Material for this task:
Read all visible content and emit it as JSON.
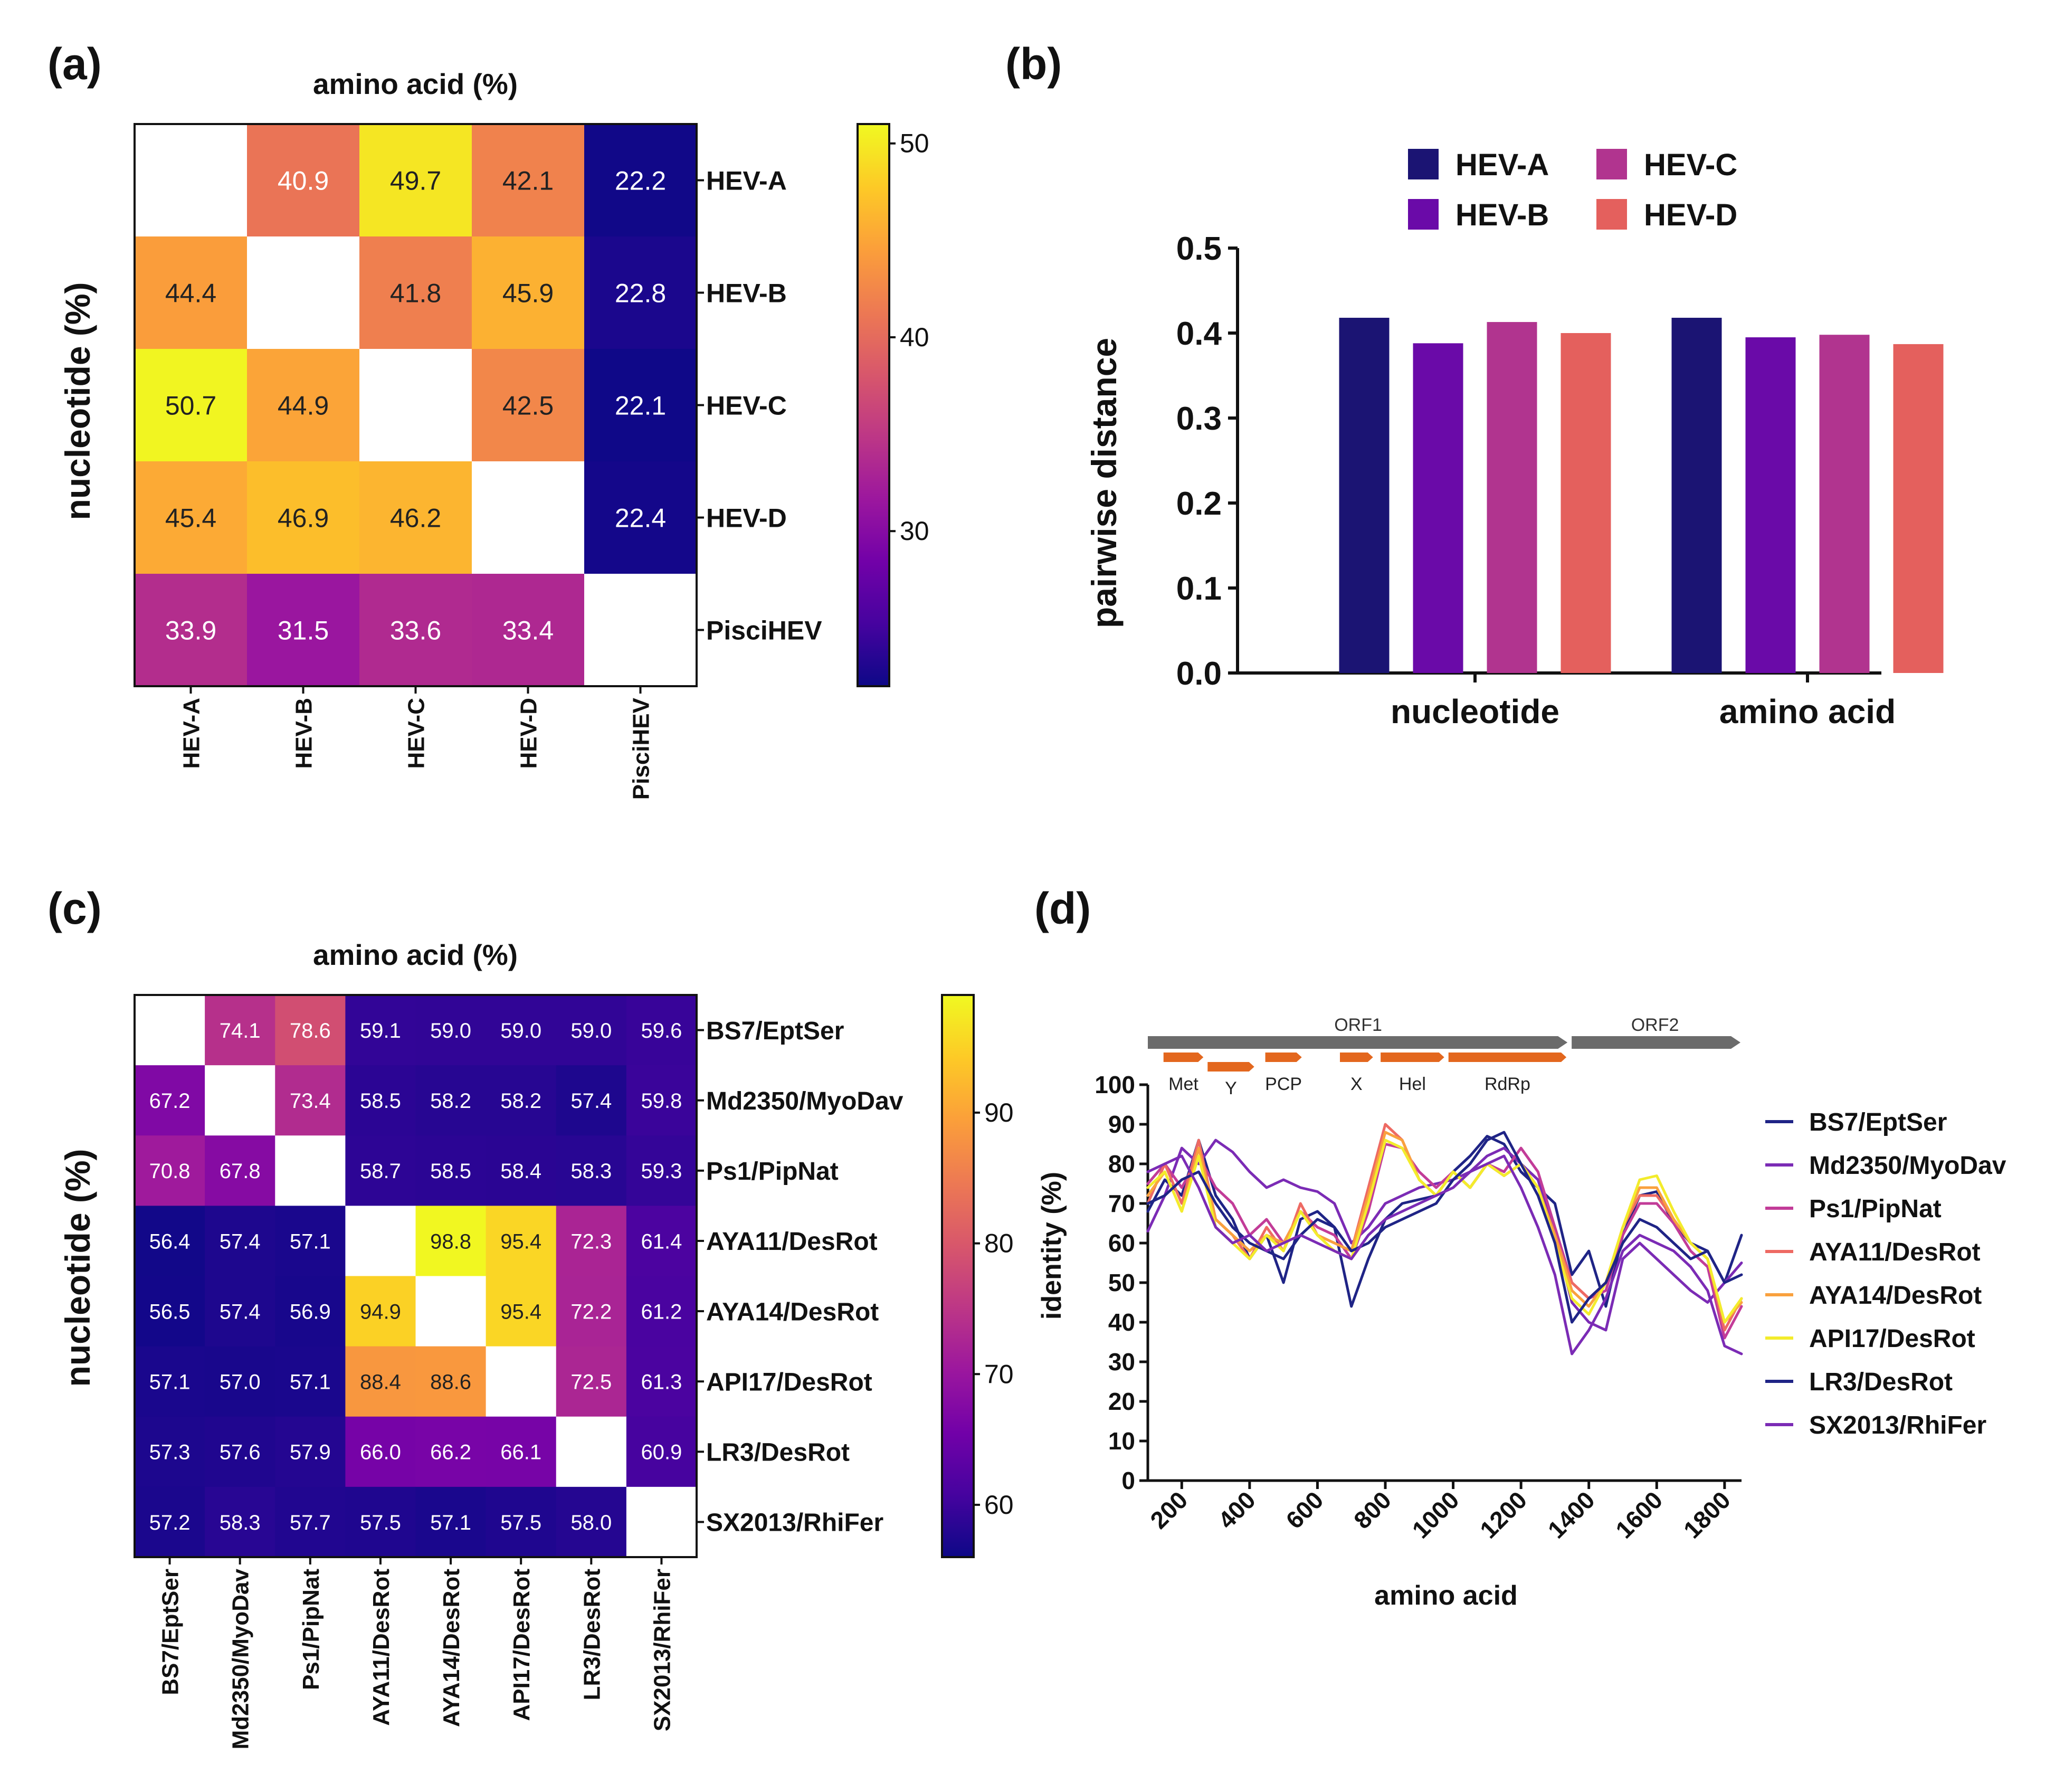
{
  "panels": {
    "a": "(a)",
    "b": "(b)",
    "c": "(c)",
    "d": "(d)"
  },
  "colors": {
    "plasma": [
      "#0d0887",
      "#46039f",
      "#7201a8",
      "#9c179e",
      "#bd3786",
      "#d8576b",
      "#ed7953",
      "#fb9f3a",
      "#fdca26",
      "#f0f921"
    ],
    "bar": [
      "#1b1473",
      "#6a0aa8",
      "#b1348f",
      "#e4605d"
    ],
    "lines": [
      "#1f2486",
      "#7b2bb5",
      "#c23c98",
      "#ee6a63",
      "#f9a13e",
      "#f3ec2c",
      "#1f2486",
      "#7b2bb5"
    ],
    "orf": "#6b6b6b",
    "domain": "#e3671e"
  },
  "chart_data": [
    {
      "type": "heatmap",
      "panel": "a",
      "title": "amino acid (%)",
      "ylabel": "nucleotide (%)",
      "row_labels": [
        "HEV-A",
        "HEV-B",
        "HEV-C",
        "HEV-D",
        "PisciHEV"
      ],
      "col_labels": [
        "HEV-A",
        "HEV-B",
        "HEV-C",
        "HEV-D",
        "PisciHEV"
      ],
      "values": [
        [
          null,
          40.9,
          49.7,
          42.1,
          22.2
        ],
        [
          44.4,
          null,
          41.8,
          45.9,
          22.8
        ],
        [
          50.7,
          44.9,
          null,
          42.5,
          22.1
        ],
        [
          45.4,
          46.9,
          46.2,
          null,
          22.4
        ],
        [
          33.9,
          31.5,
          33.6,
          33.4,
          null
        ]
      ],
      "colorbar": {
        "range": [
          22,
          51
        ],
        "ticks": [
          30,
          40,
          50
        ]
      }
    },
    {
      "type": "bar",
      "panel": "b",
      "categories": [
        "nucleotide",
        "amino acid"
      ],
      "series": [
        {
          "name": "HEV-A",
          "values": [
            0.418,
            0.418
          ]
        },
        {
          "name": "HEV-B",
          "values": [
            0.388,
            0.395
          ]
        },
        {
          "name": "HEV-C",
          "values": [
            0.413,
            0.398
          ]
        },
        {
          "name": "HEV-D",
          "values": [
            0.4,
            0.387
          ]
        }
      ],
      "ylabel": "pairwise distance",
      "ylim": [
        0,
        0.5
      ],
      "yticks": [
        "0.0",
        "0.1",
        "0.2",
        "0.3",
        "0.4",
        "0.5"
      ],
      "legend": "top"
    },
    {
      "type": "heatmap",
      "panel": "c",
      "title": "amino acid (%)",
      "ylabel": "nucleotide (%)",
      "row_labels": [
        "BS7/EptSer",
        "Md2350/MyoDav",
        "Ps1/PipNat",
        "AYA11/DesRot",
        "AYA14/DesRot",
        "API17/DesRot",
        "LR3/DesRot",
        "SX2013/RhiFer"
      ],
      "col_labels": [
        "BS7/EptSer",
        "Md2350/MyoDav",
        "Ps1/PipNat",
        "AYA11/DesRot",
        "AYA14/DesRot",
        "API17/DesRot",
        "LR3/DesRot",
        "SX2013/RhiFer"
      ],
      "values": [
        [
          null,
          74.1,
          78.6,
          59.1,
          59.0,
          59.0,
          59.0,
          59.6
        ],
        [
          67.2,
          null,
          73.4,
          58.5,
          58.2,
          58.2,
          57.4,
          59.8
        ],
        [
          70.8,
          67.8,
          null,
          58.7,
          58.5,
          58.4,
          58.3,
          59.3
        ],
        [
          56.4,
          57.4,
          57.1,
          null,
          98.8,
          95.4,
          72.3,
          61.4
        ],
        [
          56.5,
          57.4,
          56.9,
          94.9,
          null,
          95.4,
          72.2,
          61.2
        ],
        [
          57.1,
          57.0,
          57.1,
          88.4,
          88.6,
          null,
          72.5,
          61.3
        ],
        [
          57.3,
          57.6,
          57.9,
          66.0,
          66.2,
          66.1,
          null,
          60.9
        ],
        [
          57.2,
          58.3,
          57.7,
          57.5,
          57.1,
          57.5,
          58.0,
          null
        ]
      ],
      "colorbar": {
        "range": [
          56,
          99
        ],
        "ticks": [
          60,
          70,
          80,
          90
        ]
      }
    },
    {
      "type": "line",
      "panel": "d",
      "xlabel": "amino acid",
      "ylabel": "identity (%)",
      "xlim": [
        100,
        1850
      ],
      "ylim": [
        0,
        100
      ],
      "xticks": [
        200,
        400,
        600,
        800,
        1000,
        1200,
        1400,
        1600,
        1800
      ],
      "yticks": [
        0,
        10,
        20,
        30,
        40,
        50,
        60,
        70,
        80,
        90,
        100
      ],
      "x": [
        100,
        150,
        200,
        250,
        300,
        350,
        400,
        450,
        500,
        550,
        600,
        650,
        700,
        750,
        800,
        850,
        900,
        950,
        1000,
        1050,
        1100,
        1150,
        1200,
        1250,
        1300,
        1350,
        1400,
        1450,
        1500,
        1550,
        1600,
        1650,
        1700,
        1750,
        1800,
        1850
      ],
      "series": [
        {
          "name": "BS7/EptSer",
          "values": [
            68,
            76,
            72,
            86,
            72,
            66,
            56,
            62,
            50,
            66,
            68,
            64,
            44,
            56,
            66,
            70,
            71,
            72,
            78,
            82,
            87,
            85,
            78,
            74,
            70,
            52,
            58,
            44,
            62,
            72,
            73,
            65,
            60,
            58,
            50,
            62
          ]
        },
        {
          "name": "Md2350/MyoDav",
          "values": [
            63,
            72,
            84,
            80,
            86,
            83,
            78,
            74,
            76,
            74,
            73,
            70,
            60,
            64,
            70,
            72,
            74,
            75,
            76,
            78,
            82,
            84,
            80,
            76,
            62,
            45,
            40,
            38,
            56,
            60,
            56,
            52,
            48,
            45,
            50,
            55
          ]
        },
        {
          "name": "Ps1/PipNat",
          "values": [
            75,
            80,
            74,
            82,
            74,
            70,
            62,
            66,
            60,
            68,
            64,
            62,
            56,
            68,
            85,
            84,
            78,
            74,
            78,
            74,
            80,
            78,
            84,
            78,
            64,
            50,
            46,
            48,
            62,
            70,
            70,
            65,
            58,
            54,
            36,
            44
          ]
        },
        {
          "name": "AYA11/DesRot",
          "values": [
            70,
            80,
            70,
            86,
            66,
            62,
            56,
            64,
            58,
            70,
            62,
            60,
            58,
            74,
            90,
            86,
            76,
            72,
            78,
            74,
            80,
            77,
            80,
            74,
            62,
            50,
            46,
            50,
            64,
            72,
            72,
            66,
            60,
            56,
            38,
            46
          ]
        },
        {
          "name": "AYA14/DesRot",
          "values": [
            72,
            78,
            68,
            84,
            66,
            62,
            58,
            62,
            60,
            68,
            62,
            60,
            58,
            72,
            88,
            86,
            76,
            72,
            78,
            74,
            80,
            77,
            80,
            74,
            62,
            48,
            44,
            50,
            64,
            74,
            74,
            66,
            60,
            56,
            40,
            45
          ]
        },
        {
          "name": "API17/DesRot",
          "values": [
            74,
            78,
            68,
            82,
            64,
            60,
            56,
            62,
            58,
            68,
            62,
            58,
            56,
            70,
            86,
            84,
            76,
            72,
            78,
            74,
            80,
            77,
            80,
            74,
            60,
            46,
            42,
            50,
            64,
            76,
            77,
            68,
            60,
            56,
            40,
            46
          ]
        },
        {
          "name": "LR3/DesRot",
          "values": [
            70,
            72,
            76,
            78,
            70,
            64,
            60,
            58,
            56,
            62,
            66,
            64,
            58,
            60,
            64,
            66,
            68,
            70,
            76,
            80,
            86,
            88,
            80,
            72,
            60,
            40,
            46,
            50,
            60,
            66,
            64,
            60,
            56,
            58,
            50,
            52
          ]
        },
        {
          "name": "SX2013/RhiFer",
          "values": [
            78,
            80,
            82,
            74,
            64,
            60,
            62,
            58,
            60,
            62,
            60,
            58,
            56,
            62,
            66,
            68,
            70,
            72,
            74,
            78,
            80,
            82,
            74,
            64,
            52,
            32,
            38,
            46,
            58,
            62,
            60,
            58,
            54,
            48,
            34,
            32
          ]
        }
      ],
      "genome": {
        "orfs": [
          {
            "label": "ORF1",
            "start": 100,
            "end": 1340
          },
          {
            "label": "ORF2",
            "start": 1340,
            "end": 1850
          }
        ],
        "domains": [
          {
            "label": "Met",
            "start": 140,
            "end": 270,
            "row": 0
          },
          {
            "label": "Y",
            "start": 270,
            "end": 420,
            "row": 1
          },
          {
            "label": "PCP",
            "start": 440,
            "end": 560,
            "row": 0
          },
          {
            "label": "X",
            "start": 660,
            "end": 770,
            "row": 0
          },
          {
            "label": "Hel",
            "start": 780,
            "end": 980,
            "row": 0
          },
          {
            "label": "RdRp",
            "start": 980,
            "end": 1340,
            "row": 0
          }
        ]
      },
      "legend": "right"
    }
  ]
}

--

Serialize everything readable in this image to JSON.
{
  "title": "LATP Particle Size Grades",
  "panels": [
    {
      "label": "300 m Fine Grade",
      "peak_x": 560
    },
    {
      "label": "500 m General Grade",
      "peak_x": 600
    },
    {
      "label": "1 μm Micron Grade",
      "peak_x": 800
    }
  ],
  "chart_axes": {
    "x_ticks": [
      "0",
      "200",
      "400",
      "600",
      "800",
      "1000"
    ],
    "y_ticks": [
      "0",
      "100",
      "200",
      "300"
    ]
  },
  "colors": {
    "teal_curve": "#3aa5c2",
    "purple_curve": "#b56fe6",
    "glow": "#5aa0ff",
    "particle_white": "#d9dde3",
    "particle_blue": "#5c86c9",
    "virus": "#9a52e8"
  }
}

Task details:
Only lines that include "JSON" belong in the answer; return them from the entries above.

Answer to this exercise:
Read all visible content and emit it as JSON.
Serialize everything readable in this image to JSON.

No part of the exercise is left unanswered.